··· Exercise input ···

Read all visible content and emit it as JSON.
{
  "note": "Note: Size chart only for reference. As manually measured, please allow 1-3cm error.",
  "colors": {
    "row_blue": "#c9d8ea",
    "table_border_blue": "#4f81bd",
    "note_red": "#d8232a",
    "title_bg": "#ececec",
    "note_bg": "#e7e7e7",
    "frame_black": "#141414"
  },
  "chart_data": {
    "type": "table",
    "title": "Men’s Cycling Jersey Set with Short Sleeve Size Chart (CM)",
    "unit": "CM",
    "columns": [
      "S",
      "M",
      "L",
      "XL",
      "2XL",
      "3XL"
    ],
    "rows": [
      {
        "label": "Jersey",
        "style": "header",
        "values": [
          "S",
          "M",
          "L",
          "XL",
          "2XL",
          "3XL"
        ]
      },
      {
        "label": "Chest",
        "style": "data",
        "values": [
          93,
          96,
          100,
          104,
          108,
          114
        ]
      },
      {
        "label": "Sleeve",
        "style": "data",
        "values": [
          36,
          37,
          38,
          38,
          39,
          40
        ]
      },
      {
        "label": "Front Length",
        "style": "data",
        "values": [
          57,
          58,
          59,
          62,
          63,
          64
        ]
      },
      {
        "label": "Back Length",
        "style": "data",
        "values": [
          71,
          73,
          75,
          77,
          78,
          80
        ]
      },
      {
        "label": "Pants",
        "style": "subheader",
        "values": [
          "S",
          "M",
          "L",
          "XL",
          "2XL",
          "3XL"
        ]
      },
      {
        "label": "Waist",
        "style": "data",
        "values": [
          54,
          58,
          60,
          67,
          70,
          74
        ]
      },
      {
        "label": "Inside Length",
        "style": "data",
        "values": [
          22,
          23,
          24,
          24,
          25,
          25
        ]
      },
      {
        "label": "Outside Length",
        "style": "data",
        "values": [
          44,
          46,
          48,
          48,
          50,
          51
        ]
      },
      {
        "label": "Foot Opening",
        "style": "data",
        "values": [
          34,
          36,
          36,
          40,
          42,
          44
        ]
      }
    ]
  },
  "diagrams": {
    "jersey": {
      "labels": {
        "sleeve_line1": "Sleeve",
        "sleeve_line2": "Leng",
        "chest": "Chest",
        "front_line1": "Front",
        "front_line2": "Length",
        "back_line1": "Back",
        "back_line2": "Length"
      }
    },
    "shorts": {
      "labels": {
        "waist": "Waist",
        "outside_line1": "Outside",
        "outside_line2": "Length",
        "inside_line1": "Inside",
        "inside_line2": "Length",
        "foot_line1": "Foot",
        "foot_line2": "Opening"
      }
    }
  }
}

···

What the task asks:
Each line of the material should be echoed exactly.

Correct result:
Read all visible content and emit it as JSON.
{
  "note": "Note: Size chart only for reference. As manually measured, please allow 1-3cm error.",
  "colors": {
    "row_blue": "#c9d8ea",
    "table_border_blue": "#4f81bd",
    "note_red": "#d8232a",
    "title_bg": "#ececec",
    "note_bg": "#e7e7e7",
    "frame_black": "#141414"
  },
  "chart_data": {
    "type": "table",
    "title": "Men’s Cycling Jersey Set with Short Sleeve Size Chart (CM)",
    "unit": "CM",
    "columns": [
      "S",
      "M",
      "L",
      "XL",
      "2XL",
      "3XL"
    ],
    "rows": [
      {
        "label": "Jersey",
        "style": "header",
        "values": [
          "S",
          "M",
          "L",
          "XL",
          "2XL",
          "3XL"
        ]
      },
      {
        "label": "Chest",
        "style": "data",
        "values": [
          93,
          96,
          100,
          104,
          108,
          114
        ]
      },
      {
        "label": "Sleeve",
        "style": "data",
        "values": [
          36,
          37,
          38,
          38,
          39,
          40
        ]
      },
      {
        "label": "Front Length",
        "style": "data",
        "values": [
          57,
          58,
          59,
          62,
          63,
          64
        ]
      },
      {
        "label": "Back Length",
        "style": "data",
        "values": [
          71,
          73,
          75,
          77,
          78,
          80
        ]
      },
      {
        "label": "Pants",
        "style": "subheader",
        "values": [
          "S",
          "M",
          "L",
          "XL",
          "2XL",
          "3XL"
        ]
      },
      {
        "label": "Waist",
        "style": "data",
        "values": [
          54,
          58,
          60,
          67,
          70,
          74
        ]
      },
      {
        "label": "Inside Length",
        "style": "data",
        "values": [
          22,
          23,
          24,
          24,
          25,
          25
        ]
      },
      {
        "label": "Outside Length",
        "style": "data",
        "values": [
          44,
          46,
          48,
          48,
          50,
          51
        ]
      },
      {
        "label": "Foot Opening",
        "style": "data",
        "values": [
          34,
          36,
          36,
          40,
          42,
          44
        ]
      }
    ]
  },
  "diagrams": {
    "jersey": {
      "labels": {
        "sleeve_line1": "Sleeve",
        "sleeve_line2": "Leng",
        "chest": "Chest",
        "front_line1": "Front",
        "front_line2": "Length",
        "back_line1": "Back",
        "back_line2": "Length"
      }
    },
    "shorts": {
      "labels": {
        "waist": "Waist",
        "outside_line1": "Outside",
        "outside_line2": "Length",
        "inside_line1": "Inside",
        "inside_line2": "Length",
        "foot_line1": "Foot",
        "foot_line2": "Opening"
      }
    }
  }
}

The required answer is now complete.